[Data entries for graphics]
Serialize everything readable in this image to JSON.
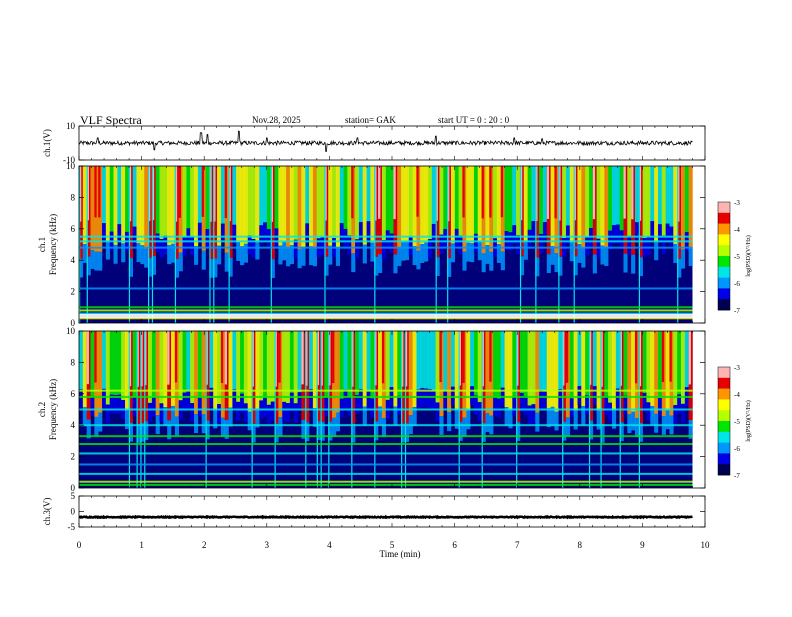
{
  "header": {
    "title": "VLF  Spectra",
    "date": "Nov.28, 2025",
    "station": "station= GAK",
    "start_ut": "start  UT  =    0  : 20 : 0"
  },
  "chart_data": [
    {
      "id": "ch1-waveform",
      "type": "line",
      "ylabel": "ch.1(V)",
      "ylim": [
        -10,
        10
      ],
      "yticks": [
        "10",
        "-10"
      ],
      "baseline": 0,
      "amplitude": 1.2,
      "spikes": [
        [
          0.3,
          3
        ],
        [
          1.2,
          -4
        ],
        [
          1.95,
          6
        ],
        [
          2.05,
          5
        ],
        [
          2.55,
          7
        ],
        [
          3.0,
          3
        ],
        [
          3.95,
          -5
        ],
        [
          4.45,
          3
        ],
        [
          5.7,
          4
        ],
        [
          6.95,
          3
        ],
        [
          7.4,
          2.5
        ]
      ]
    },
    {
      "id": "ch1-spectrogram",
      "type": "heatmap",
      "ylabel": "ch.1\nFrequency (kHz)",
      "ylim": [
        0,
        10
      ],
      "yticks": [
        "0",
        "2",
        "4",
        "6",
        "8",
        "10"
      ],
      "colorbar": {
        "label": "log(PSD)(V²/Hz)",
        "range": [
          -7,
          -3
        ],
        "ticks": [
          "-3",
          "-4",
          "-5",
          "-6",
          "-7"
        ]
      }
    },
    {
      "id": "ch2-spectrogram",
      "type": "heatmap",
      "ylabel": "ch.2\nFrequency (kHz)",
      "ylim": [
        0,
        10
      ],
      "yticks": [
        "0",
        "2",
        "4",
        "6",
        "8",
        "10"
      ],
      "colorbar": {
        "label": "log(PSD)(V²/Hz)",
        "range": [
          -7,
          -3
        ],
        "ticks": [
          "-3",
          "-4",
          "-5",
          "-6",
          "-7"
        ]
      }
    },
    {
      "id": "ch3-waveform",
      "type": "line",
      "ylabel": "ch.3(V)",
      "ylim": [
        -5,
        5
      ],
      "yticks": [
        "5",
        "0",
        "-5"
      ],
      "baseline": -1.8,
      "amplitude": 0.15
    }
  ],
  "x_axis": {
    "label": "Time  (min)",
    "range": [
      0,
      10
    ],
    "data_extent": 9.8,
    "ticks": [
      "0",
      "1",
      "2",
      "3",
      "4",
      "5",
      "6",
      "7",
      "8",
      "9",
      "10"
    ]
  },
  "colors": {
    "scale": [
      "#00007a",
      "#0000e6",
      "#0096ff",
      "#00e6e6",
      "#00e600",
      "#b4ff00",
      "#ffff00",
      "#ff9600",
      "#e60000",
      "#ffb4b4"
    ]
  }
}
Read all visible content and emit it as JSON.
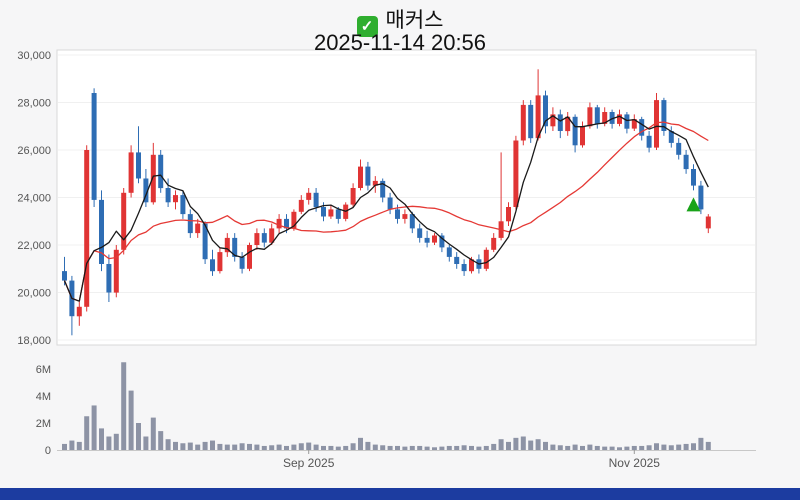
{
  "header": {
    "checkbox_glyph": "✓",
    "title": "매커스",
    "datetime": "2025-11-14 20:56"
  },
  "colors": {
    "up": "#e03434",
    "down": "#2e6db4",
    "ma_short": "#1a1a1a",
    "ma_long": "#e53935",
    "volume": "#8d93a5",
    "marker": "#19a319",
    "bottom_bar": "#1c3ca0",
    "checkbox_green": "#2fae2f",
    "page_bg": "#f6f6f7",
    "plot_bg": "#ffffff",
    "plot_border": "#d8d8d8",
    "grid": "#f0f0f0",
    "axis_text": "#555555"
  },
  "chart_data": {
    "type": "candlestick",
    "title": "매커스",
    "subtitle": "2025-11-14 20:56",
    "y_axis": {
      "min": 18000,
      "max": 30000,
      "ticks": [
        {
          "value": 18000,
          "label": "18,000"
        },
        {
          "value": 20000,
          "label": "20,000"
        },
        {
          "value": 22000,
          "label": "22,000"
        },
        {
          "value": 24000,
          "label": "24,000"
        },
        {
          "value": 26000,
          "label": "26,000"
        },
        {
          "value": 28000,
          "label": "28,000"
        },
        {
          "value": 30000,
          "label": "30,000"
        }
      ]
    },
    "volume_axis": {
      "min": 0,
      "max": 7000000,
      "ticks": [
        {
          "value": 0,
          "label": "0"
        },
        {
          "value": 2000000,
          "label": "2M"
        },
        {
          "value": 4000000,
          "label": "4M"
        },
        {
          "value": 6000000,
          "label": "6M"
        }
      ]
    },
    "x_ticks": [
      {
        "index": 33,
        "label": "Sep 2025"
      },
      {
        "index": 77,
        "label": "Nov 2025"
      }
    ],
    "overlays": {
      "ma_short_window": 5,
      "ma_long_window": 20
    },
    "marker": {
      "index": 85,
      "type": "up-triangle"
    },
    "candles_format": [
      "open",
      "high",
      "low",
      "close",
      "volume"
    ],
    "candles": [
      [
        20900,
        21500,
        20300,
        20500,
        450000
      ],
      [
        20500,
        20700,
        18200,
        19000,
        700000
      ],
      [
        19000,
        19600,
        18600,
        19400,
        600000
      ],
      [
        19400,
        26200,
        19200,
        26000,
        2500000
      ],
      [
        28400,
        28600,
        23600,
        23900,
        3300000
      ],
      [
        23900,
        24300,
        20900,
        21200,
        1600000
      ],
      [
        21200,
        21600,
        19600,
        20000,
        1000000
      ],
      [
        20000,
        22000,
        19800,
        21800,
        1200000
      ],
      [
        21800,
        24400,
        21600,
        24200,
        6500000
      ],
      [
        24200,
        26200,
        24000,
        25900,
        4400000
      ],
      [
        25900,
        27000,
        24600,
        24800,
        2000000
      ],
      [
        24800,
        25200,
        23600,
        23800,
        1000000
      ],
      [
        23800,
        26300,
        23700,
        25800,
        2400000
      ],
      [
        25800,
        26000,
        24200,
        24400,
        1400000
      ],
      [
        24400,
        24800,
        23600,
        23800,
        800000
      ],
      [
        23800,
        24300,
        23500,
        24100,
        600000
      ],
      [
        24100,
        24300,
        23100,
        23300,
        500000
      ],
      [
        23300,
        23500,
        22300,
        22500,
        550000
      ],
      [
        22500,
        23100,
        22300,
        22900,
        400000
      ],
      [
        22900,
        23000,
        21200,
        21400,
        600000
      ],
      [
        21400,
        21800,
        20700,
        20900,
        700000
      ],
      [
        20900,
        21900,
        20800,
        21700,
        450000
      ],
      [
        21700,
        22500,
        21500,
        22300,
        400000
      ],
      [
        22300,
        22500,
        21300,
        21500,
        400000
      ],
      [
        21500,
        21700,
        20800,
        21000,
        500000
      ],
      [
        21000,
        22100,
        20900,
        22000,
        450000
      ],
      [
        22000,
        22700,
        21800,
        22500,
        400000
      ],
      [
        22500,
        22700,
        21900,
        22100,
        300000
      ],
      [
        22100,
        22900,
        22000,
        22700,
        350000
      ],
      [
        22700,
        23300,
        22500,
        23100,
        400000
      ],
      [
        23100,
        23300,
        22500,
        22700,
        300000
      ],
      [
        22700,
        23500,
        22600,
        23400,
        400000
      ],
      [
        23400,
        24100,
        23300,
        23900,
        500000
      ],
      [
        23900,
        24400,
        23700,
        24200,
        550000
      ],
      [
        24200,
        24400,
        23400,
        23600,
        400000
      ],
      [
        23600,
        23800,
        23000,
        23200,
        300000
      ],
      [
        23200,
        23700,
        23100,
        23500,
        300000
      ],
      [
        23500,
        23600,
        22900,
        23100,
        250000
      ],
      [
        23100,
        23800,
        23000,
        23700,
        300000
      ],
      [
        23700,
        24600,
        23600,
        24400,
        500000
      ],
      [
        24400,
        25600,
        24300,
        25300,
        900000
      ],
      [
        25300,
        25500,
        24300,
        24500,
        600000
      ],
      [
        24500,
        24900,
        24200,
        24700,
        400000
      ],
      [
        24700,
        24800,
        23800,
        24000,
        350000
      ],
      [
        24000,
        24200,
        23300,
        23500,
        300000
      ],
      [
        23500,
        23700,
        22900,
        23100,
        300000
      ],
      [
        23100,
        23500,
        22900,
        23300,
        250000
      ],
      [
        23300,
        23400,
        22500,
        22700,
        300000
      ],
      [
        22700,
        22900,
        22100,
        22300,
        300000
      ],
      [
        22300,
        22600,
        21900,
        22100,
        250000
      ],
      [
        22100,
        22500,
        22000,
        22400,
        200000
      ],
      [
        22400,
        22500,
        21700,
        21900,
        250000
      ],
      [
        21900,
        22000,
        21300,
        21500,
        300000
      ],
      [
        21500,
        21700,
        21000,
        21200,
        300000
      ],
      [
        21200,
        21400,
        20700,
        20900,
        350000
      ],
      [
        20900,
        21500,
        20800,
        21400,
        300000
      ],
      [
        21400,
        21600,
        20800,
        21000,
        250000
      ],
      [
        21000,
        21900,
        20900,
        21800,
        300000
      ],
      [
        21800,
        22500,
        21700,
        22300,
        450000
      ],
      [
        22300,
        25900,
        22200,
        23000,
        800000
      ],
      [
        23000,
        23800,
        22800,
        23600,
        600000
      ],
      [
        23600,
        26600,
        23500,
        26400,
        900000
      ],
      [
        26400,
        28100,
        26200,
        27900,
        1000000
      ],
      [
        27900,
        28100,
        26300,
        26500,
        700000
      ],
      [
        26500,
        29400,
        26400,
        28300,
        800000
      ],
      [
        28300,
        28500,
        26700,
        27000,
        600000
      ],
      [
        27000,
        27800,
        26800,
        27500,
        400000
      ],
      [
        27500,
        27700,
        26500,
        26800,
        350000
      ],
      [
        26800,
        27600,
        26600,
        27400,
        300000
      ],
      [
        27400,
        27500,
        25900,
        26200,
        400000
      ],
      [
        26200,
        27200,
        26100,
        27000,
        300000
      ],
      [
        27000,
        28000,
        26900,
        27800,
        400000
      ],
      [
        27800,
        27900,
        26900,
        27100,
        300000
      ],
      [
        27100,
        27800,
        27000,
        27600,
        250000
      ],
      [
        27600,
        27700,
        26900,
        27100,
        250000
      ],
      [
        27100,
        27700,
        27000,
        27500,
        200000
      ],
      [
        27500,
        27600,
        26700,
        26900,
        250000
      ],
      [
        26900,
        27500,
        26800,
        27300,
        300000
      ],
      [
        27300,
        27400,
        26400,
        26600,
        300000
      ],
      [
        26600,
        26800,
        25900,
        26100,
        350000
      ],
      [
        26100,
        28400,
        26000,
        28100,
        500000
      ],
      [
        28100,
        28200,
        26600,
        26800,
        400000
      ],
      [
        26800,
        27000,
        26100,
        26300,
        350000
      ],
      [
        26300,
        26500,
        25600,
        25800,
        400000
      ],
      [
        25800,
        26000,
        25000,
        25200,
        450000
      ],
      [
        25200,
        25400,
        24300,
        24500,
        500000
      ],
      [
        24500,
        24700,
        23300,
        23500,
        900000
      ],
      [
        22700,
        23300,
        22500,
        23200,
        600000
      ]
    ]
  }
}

-- Your task --
Within the entries above, work out how many lines contain the word "JSON". The number alone is the answer.

-- Response to this exercise --
2